Extracted data entries
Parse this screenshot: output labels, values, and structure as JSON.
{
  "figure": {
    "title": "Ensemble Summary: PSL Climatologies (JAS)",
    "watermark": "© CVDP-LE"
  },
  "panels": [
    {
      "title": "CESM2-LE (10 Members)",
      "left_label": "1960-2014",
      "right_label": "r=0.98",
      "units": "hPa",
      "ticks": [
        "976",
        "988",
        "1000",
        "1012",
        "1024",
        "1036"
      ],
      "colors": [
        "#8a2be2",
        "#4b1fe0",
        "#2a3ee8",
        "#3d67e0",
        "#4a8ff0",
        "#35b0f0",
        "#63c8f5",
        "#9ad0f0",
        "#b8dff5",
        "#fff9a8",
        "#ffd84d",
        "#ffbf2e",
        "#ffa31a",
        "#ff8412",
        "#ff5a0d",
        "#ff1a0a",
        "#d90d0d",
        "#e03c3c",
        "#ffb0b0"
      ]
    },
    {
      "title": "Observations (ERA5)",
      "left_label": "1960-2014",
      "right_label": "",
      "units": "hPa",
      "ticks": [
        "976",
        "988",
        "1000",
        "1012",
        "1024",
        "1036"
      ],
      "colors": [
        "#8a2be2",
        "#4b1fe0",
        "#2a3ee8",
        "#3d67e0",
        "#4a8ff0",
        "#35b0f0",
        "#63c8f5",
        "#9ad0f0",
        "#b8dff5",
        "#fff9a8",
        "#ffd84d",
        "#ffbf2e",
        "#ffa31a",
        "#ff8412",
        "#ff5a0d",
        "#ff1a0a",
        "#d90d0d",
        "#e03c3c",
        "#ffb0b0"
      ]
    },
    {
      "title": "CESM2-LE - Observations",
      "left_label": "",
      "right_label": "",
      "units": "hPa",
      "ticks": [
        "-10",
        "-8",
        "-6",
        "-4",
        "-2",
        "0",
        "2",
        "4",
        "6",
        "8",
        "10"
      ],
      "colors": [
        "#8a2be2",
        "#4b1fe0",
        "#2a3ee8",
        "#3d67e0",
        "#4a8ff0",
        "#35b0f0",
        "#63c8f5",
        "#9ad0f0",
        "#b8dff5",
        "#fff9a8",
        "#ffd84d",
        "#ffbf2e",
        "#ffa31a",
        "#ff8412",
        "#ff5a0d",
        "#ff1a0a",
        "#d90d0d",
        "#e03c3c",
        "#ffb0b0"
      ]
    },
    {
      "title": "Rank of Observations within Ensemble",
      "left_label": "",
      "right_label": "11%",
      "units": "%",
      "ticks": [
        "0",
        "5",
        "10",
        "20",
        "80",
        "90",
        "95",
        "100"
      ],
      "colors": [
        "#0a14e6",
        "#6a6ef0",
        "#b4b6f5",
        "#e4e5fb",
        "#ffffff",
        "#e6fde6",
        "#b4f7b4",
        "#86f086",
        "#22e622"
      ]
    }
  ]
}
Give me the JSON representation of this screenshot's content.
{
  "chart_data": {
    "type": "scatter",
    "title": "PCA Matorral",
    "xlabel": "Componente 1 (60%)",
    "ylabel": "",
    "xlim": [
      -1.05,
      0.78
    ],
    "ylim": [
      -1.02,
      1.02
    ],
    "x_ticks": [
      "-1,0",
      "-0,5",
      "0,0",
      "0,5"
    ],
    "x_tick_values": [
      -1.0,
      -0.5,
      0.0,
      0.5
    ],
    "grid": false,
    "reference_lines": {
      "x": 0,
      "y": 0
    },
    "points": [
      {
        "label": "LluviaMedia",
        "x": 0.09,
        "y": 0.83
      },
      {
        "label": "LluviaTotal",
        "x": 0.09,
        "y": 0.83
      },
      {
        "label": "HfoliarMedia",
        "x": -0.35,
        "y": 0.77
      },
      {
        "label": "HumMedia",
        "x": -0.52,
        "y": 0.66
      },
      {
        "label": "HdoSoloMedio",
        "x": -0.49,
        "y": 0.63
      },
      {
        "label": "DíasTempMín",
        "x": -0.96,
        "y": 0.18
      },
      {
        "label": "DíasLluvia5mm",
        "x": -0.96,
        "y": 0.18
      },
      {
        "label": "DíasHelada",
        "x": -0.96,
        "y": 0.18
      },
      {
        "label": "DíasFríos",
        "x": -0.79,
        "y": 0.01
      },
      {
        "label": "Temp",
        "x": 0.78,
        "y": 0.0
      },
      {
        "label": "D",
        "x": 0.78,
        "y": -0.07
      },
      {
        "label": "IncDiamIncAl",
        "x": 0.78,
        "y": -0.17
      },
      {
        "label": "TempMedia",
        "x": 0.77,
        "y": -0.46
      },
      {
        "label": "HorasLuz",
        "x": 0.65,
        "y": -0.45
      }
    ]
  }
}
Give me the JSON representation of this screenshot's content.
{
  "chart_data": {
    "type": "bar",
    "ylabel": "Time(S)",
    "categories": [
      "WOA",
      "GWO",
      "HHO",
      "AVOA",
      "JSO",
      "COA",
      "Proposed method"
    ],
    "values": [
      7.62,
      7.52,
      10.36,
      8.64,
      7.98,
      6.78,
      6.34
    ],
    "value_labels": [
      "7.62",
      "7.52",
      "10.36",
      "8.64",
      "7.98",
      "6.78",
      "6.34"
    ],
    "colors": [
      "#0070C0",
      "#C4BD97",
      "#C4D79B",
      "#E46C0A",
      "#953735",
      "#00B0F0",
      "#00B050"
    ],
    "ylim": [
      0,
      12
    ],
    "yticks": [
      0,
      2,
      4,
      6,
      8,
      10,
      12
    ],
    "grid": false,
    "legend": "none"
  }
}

Task prompt
Each line holding "Observations" must be found and copied.

Result for this exercise
      "title": "Observations (ERA5)",
      "title": "CESM2-LE - Observations",
      "title": "Rank of Observations within Ensemble",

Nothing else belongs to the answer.